▸ **Problem details**
Go through the entries and count the lines with the string "structure" in them. Give only that number.

· · · · · · ·

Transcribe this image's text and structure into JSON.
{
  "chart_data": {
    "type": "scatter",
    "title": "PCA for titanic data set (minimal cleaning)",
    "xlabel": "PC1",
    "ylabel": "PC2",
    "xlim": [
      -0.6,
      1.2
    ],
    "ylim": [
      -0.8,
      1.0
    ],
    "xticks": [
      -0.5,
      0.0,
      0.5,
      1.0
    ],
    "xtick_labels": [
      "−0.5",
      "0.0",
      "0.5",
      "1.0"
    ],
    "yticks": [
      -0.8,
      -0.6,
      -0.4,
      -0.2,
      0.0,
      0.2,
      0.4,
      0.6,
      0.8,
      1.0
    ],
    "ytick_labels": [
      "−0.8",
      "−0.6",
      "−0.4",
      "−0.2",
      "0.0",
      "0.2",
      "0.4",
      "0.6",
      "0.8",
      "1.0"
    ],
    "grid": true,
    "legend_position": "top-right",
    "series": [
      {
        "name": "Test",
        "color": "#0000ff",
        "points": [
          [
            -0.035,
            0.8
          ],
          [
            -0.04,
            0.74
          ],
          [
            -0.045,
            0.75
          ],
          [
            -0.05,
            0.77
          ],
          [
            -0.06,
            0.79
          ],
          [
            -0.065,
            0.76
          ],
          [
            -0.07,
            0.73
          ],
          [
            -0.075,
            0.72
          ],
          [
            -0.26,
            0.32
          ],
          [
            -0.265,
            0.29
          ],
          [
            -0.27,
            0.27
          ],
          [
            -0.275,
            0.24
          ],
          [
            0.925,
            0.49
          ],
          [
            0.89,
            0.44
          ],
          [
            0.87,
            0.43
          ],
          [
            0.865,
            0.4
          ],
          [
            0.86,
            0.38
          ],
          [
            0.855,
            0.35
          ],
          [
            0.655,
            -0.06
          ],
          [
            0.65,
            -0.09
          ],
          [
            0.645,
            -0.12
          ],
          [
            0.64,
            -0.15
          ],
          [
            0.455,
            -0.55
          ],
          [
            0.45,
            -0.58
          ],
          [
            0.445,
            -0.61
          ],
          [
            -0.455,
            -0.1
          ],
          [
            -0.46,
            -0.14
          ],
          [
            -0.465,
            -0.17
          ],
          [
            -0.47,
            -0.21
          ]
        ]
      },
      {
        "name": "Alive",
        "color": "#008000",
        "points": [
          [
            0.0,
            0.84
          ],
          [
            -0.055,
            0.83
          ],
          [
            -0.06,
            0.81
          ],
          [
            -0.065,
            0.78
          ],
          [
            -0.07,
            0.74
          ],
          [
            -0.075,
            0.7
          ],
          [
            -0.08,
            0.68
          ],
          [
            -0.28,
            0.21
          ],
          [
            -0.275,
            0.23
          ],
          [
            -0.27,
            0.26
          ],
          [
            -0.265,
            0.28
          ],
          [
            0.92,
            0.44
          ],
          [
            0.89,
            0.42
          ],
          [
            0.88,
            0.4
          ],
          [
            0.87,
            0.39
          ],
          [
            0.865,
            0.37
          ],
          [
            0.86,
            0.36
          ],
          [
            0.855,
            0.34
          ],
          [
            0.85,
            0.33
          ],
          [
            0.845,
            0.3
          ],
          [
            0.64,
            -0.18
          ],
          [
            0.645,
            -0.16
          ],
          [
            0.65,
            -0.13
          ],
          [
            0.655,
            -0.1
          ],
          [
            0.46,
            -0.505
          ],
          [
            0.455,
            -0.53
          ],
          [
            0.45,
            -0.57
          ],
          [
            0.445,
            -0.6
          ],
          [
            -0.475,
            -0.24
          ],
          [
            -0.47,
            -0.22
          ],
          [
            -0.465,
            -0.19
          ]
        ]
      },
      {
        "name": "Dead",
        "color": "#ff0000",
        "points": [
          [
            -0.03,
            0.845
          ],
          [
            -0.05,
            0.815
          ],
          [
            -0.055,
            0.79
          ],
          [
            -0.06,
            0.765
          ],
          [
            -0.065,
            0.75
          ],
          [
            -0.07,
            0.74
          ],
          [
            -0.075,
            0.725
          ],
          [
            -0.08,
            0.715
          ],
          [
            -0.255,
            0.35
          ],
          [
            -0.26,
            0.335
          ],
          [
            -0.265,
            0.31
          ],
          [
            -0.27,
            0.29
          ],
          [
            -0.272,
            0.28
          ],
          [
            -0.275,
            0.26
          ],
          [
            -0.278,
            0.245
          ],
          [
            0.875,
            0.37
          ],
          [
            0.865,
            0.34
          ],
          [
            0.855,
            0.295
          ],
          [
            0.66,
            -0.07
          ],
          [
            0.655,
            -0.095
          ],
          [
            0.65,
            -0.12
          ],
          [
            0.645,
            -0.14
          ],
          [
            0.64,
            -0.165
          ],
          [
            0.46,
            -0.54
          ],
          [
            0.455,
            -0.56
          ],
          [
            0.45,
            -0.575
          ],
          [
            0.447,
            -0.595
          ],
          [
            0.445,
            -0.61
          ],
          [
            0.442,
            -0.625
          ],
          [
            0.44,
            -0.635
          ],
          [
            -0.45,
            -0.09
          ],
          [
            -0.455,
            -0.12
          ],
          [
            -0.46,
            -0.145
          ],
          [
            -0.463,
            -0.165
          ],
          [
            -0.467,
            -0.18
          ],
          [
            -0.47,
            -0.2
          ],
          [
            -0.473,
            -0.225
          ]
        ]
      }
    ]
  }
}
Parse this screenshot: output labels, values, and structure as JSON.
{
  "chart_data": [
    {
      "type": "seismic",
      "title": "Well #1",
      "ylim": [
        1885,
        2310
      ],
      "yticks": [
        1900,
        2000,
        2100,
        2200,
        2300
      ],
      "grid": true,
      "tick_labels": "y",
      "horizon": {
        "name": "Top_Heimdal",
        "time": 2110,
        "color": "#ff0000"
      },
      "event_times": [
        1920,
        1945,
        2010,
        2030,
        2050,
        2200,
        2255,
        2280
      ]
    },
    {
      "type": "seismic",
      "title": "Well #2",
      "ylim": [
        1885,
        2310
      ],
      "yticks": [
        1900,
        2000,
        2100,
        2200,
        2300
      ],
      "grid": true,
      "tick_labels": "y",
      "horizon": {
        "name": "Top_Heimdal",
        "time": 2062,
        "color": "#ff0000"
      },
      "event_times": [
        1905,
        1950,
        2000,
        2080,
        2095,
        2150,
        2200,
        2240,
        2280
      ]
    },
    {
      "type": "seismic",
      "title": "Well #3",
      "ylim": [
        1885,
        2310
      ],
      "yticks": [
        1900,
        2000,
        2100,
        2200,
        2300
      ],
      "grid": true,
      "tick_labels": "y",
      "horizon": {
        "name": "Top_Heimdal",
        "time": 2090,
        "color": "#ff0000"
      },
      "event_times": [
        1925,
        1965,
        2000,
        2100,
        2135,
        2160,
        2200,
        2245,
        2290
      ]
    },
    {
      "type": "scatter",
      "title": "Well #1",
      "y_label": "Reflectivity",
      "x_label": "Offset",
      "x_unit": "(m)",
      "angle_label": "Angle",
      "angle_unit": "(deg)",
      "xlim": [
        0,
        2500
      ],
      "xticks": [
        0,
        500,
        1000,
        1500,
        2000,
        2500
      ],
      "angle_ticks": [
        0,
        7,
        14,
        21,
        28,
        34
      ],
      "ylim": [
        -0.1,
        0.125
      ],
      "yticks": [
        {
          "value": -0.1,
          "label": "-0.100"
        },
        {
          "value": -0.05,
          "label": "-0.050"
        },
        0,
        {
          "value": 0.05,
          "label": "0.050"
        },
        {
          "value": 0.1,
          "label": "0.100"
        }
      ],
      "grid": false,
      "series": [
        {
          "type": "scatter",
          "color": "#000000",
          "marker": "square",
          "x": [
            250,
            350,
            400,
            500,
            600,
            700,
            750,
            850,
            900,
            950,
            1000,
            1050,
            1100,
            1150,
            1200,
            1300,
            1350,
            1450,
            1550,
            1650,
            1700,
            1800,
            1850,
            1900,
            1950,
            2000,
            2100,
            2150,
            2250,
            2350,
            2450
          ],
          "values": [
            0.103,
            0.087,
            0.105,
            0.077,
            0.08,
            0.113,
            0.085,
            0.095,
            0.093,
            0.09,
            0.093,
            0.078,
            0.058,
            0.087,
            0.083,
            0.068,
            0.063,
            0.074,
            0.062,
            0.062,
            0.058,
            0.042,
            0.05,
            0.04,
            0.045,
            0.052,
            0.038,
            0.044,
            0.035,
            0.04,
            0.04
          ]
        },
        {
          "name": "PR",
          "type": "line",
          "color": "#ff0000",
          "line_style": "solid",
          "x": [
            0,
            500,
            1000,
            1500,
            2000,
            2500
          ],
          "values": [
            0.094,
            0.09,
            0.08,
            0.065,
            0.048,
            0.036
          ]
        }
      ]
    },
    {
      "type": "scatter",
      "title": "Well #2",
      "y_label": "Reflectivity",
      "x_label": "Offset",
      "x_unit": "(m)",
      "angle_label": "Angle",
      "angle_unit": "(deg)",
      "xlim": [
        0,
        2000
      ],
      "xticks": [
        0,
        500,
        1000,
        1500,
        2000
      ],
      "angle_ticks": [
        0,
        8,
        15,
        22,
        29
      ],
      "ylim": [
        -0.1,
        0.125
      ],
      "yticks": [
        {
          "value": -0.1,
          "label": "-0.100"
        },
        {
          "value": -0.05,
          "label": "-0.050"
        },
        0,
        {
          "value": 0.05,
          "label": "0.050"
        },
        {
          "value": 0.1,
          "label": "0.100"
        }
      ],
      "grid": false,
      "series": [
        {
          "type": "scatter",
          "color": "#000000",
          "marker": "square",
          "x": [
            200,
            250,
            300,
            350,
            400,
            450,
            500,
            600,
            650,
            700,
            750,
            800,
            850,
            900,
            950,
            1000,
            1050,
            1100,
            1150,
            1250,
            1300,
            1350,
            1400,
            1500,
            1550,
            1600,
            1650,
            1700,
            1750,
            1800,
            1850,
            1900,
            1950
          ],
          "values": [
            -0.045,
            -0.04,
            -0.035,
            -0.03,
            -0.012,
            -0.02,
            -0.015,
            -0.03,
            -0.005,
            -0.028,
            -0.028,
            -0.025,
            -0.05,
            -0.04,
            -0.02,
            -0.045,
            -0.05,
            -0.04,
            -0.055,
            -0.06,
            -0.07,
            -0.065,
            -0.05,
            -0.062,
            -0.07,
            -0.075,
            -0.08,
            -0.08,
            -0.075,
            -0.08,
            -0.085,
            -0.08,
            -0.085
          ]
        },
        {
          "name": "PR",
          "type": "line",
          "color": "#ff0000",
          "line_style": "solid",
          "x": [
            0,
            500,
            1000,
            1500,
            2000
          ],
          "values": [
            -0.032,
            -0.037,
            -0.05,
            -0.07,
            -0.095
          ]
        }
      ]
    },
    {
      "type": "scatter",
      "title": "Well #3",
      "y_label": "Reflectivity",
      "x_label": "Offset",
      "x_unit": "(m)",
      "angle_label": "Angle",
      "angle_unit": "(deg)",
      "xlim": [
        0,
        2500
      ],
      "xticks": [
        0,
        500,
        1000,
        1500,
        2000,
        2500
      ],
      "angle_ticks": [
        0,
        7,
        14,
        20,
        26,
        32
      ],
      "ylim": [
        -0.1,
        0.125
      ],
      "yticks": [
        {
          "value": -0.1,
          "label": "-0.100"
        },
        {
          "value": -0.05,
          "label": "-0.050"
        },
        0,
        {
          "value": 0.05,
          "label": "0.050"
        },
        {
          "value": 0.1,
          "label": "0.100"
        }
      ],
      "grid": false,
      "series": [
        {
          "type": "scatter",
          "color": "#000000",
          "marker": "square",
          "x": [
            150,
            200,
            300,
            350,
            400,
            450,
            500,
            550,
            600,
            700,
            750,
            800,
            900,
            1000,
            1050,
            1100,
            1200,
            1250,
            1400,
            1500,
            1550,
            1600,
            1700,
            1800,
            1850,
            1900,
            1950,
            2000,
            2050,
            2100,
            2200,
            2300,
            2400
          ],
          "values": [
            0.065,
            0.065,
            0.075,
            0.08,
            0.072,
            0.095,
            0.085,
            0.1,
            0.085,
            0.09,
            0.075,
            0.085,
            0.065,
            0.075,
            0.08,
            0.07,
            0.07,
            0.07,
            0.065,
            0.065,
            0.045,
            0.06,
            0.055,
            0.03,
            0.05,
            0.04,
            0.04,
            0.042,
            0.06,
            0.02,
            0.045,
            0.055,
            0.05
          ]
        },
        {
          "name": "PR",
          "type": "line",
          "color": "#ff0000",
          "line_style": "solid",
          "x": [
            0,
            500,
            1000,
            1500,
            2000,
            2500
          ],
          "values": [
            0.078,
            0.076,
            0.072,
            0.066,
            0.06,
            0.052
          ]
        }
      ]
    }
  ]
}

· · · · · · ·

▸ **Exercise response**
2